**WRITTEN REQUEST**
Omit every picture, then give all the entries again exactly.

**PROVIDED INFORMATION**
————

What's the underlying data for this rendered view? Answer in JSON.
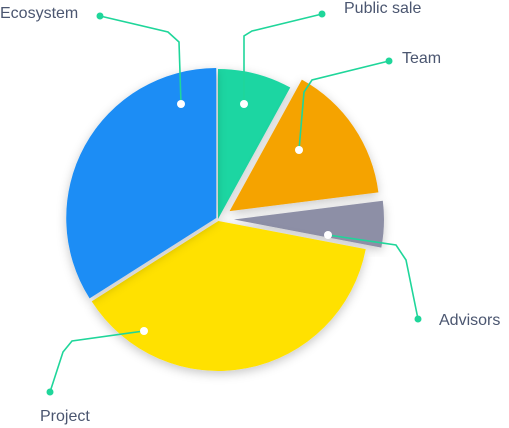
{
  "chart_data": {
    "type": "pie",
    "style": "exploded",
    "categories": [
      "Public sale",
      "Team",
      "Advisors",
      "Project",
      "Ecosystem"
    ],
    "values": [
      8,
      15,
      5,
      38,
      34
    ],
    "colors": [
      "#1ed6a2",
      "#f5a300",
      "#8d8fa6",
      "#ffe100",
      "#1a8df5"
    ],
    "leader_line_color": "#1fd69a",
    "label_color": "#4b5670",
    "legend": "none (callout labels with leader lines)",
    "grid": false
  }
}
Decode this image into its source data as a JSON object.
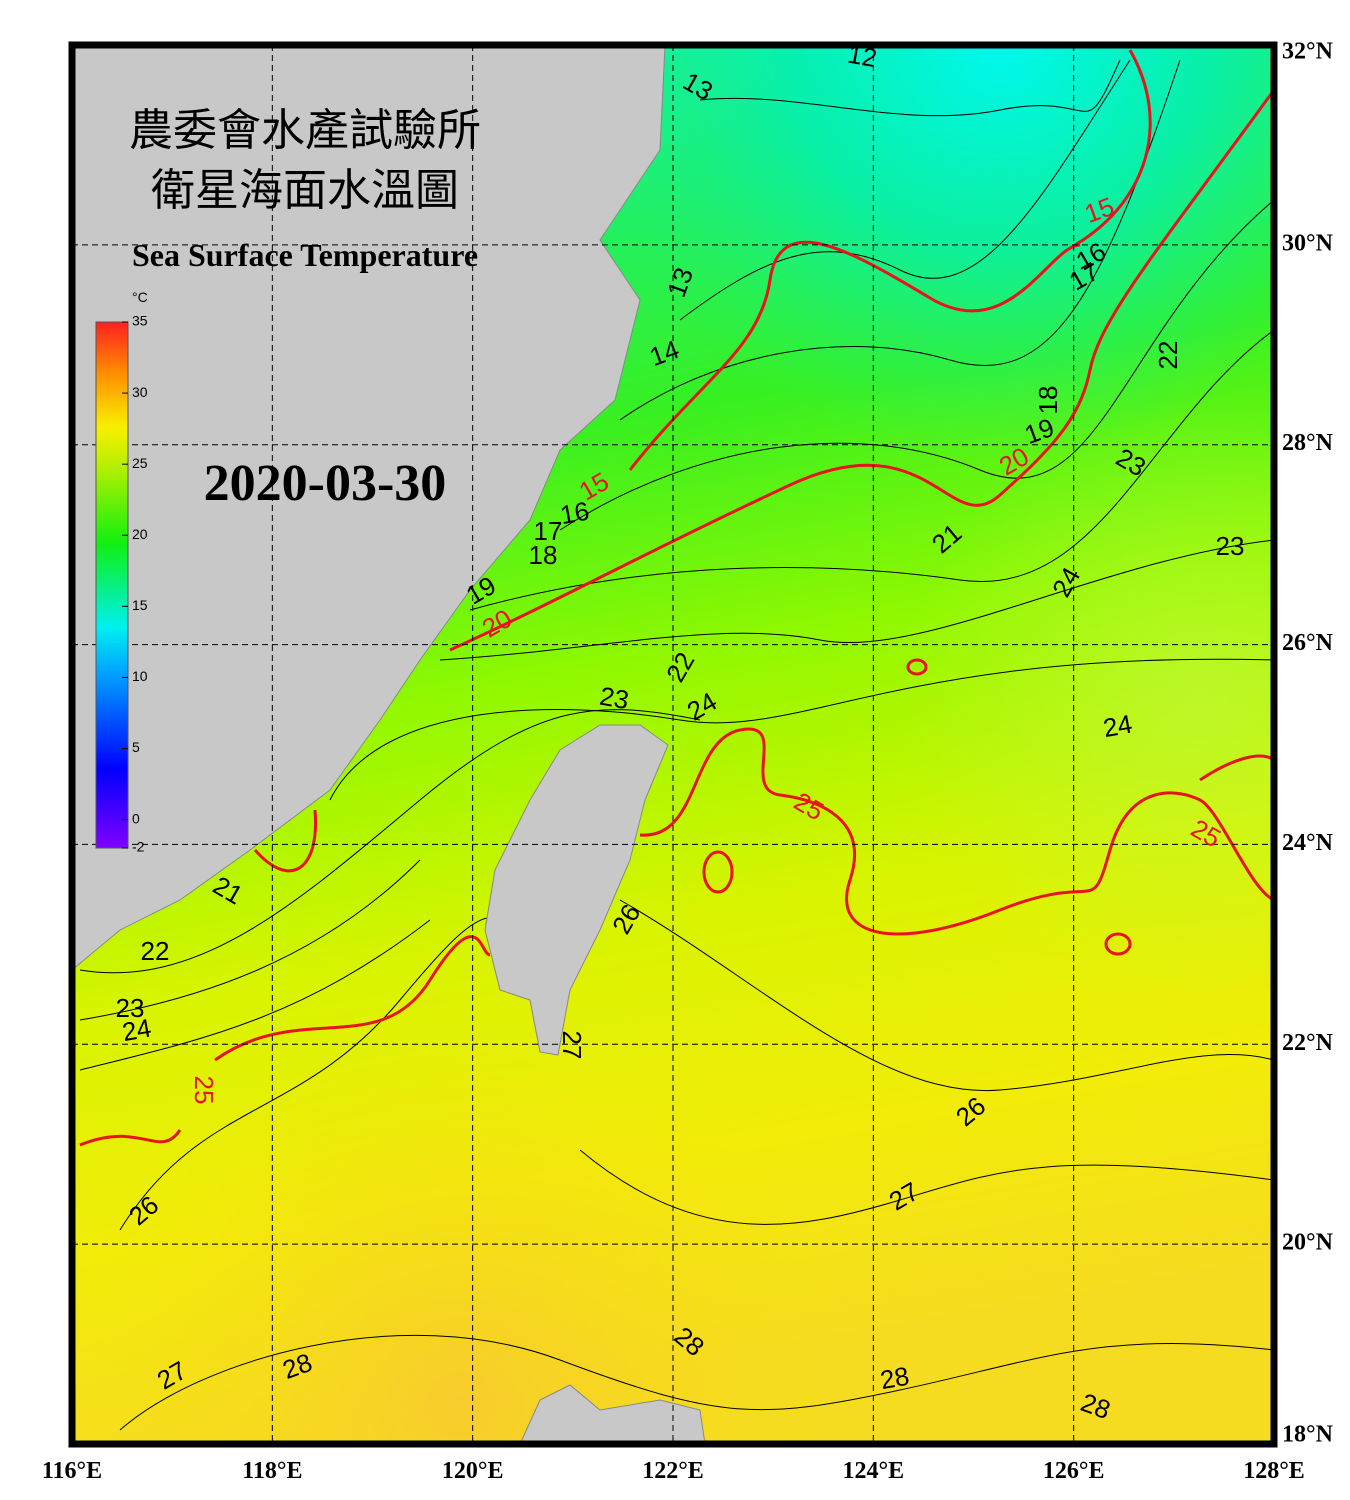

————

**REPLY**
What's the underlying data for this rendered view? Answer in JSON.
{
  "chart_data": {
    "type": "pie",
    "style": "exploded",
    "categories": [
      "Public sale",
      "Team",
      "Advisors",
      "Project",
      "Ecosystem"
    ],
    "values": [
      8,
      15,
      5,
      38,
      34
    ],
    "colors": [
      "#1ed6a2",
      "#f5a300",
      "#8d8fa6",
      "#ffe100",
      "#1a8df5"
    ],
    "leader_line_color": "#1fd69a",
    "label_color": "#4b5670",
    "legend": "none (callout labels with leader lines)",
    "grid": false
  }
}
Decode this image into its source data as a JSON object.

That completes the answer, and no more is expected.